◆ **THE REQUEST**: Pick out the lines below that contain the string "analysis" and copy them all.

+===+

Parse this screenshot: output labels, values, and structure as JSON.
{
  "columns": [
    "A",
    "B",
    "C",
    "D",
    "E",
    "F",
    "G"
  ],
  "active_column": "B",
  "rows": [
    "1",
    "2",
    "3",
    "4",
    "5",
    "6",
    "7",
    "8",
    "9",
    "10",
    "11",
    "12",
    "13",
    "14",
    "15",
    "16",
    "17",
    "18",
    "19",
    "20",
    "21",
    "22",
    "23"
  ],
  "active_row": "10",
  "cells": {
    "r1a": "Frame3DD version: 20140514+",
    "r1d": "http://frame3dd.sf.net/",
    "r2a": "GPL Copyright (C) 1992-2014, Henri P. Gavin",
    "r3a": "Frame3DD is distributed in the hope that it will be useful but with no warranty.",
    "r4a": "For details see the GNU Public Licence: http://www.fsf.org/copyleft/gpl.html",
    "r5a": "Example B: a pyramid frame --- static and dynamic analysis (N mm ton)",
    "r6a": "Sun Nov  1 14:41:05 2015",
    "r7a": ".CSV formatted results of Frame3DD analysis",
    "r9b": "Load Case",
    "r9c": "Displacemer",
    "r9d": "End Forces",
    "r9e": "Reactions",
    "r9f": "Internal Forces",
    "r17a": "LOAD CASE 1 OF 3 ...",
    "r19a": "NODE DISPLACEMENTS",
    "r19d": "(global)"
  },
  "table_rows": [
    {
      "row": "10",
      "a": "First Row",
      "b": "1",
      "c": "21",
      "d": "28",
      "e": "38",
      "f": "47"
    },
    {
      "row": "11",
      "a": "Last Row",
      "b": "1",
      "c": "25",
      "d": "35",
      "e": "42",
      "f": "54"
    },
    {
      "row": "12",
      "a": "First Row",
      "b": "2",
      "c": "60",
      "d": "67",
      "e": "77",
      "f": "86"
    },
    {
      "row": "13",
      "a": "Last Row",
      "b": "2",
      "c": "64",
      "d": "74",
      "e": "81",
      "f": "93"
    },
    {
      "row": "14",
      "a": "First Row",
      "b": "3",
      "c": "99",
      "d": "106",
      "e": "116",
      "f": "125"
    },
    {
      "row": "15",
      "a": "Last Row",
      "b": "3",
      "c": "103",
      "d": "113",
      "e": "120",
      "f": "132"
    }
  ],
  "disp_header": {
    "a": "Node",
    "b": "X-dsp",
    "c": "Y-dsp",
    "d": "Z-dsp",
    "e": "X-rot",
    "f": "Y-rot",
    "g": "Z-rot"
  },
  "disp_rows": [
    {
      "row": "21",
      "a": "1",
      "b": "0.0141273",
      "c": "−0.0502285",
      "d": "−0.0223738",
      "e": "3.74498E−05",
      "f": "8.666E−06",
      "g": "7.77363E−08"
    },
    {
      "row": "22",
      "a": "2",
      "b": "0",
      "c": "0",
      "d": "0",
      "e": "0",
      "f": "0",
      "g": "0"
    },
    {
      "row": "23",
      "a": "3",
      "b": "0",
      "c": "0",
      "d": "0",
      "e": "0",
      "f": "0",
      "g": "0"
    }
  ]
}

+===+

◆ **THE COMPLETED TASK**:
    "r5a": "Example B: a pyramid frame --- static and dynamic analysis (N mm ton)",
    "r7a": ".CSV formatted results of Frame3DD analysis",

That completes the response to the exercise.